BEGIN Provided records
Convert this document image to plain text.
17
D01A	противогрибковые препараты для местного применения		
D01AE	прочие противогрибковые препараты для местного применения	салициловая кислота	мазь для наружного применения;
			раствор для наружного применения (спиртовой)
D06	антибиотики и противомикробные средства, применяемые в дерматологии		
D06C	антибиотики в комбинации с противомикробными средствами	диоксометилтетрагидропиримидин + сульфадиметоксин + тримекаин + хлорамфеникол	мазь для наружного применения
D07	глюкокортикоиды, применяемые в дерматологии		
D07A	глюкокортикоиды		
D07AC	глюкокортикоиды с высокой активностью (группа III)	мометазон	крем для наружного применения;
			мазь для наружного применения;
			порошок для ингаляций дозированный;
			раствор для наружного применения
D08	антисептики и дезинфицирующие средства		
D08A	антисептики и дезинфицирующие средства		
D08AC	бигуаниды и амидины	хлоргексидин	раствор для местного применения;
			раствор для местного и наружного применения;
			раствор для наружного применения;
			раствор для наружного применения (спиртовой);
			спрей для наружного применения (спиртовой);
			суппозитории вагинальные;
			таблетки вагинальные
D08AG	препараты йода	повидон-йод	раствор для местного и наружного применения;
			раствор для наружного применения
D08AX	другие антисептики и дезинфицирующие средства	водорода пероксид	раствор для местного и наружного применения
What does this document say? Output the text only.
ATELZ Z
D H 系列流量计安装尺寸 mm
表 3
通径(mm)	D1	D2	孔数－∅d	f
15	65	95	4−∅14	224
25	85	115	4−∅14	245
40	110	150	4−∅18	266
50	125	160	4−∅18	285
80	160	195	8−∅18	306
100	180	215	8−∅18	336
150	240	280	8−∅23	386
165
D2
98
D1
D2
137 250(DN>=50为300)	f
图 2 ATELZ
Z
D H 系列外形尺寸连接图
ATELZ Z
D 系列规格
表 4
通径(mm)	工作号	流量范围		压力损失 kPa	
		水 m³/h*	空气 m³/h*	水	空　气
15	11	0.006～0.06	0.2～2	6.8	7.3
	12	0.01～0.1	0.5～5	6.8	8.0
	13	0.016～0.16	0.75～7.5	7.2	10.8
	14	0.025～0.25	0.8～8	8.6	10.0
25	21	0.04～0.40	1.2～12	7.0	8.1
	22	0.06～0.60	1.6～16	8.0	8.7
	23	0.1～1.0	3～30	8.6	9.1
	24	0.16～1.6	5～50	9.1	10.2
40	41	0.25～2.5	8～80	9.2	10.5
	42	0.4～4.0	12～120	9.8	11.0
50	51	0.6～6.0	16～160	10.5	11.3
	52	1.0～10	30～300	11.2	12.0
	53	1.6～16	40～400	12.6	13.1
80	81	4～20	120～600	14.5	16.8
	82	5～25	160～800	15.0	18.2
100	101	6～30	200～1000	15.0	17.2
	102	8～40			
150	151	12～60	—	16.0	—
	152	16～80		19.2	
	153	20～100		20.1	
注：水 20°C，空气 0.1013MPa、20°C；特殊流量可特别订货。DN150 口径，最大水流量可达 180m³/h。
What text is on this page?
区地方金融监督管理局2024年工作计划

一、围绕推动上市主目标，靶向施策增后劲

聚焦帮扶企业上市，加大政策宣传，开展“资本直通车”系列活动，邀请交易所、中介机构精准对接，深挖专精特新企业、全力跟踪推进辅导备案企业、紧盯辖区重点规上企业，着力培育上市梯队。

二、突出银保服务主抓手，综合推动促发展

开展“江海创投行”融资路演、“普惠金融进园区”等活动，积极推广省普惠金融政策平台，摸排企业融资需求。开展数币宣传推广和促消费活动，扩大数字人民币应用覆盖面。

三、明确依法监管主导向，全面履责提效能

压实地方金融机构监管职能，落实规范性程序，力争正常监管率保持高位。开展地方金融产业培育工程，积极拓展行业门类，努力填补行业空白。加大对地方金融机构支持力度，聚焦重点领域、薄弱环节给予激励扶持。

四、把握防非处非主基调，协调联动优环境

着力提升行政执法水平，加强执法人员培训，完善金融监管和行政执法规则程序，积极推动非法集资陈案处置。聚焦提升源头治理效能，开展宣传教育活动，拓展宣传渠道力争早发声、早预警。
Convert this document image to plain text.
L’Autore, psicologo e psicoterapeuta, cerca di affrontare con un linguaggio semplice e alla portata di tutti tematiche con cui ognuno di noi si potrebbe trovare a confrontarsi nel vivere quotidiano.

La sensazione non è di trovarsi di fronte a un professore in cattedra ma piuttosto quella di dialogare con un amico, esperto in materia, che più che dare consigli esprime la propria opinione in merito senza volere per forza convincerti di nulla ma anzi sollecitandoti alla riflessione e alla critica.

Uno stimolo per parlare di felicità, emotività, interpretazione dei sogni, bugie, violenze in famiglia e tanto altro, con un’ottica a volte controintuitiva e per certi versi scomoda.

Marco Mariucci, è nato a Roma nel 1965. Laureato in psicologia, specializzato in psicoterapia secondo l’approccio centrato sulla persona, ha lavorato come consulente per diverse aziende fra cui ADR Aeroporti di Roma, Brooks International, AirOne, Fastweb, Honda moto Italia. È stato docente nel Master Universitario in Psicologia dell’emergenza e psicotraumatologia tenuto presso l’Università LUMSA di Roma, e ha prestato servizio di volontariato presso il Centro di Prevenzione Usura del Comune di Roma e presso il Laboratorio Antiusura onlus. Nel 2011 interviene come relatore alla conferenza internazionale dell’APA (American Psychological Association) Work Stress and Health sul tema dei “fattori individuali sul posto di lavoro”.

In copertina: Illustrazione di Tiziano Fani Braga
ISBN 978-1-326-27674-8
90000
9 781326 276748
END Provided records
» Aim of the exercise: Your task is to transcribe the material exactly.

» Result of this exercise:
Convert this document image to plain text.
17
D01A	противогрибковые препараты для местного применения		
D01AE	прочие противогрибковые препараты для местного применения	салициловая кислота	мазь для наружного применения;
			раствор для наружного применения (спиртовой)
D06	антибиотики и противомикробные средства, применяемые в дерматологии		
D06C	антибиотики в комбинации с противомикробными средствами	диоксометилтетрагидропиримидин + сульфадиметоксин + тримекаин + хлорамфеникол	мазь для наружного применения
D07	глюкокортикоиды, применяемые в дерматологии		
D07A	глюкокортикоиды		
D07AC	глюкокортикоиды с высокой активностью (группа III)	мометазон	крем для наружного применения;
			мазь для наружного применения;
			порошок для ингаляций дозированный;
			раствор для наружного применения
D08	антисептики и дезинфицирующие средства		
D08A	антисептики и дезинфицирующие средства		
D08AC	бигуаниды и амидины	хлоргексидин	раствор для местного применения;
			раствор для местного и наружного применения;
			раствор для наружного применения;
			раствор для наружного применения (спиртовой);
			спрей для наружного применения (спиртовой);
			суппозитории вагинальные;
			таблетки вагинальные
D08AG	препараты йода	повидон-йод	раствор для местного и наружного применения;
			раствор для наружного применения
D08AX	другие антисептики и дезинфицирующие средства	водорода пероксид	раствор для местного и наружного применения
What does this document say? Output the text only.
ATELZ Z
D H 系列流量计安装尺寸 mm
表 3
通径(mm)	D1	D2	孔数－∅d	f
15	65	95	4−∅14	224
25	85	115	4−∅14	245
40	110	150	4−∅18	266
50	125	160	4−∅18	285
80	160	195	8−∅18	306
100	180	215	8−∅18	336
150	240	280	8−∅23	386
165
D2
98
D1
D2
137 250(DN>=50为300)	f
图 2 ATELZ
Z
D H 系列外形尺寸连接图
ATELZ Z
D 系列规格
表 4
通径(mm)	工作号	流量范围		压力损失 kPa	
		水 m³/h*	空气 m³/h*	水	空　气
15	11	0.006～0.06	0.2～2	6.8	7.3
	12	0.01～0.1	0.5～5	6.8	8.0
	13	0.016～0.16	0.75～7.5	7.2	10.8
	14	0.025～0.25	0.8～8	8.6	10.0
25	21	0.04～0.40	1.2～12	7.0	8.1
	22	0.06～0.60	1.6～16	8.0	8.7
	23	0.1～1.0	3～30	8.6	9.1
	24	0.16～1.6	5～50	9.1	10.2
40	41	0.25～2.5	8～80	9.2	10.5
	42	0.4～4.0	12～120	9.8	11.0
50	51	0.6～6.0	16～160	10.5	11.3
	52	1.0～10	30～300	11.2	12.0
	53	1.6～16	40～400	12.6	13.1
80	81	4～20	120～600	14.5	16.8
	82	5～25	160～800	15.0	18.2
100	101	6～30	200～1000	15.0	17.2
	102	8～40			
150	151	12～60	—	16.0	—
	152	16～80		19.2	
	153	20～100		20.1	
注：水 20°C，空气 0.1013MPa、20°C；特殊流量可特别订货。DN150 口径，最大水流量可达 180m³/h。
What text is on this page?
区地方金融监督管理局2024年工作计划

一、围绕推动上市主目标，靶向施策增后劲

聚焦帮扶企业上市，加大政策宣传，开展“资本直通车”系列活动，邀请交易所、中介机构精准对接，深挖专精特新企业、全力跟踪推进辅导备案企业、紧盯辖区重点规上企业，着力培育上市梯队。

二、突出银保服务主抓手，综合推动促发展

开展“江海创投行”融资路演、“普惠金融进园区”等活动，积极推广省普惠金融政策平台，摸排企业融资需求。开展数币宣传推广和促消费活动，扩大数字人民币应用覆盖面。

三、明确依法监管主导向，全面履责提效能

压实地方金融机构监管职能，落实规范性程序，力争正常监管率保持高位。开展地方金融产业培育工程，积极拓展行业门类，努力填补行业空白。加大对地方金融机构支持力度，聚焦重点领域、薄弱环节给予激励扶持。

四、把握防非处非主基调，协调联动优环境

着力提升行政执法水平，加强执法人员培训，完善金融监管和行政执法规则程序，积极推动非法集资陈案处置。聚焦提升源头治理效能，开展宣传教育活动，拓展宣传渠道力争早发声、早预警。
Convert this document image to plain text.
L’Autore, psicologo e psicoterapeuta, cerca di affrontare con un linguaggio semplice e alla portata di tutti tematiche con cui ognuno di noi si potrebbe trovare a confrontarsi nel vivere quotidiano.

La sensazione non è di trovarsi di fronte a un professore in cattedra ma piuttosto quella di dialogare con un amico, esperto in materia, che più che dare consigli esprime la propria opinione in merito senza volere per forza convincerti di nulla ma anzi sollecitandoti alla riflessione e alla critica.

Uno stimolo per parlare di felicità, emotività, interpretazione dei sogni, bugie, violenze in famiglia e tanto altro, con un’ottica a volte controintuitiva e per certi versi scomoda.

Marco Mariucci, è nato a Roma nel 1965. Laureato in psicologia, specializzato in psicoterapia secondo l’approccio centrato sulla persona, ha lavorato come consulente per diverse aziende fra cui ADR Aeroporti di Roma, Brooks International, AirOne, Fastweb, Honda moto Italia. È stato docente nel Master Universitario in Psicologia dell’emergenza e psicotraumatologia tenuto presso l’Università LUMSA di Roma, e ha prestato servizio di volontariato presso il Centro di Prevenzione Usura del Comune di Roma e presso il Laboratorio Antiusura onlus. Nel 2011 interviene come relatore alla conferenza internazionale dell’APA (American Psychological Association) Work Stress and Health sul tema dei “fattori individuali sul posto di lavoro”.

In copertina: Illustrazione di Tiziano Fani Braga
ISBN 978-1-326-27674-8
90000
9 781326 276748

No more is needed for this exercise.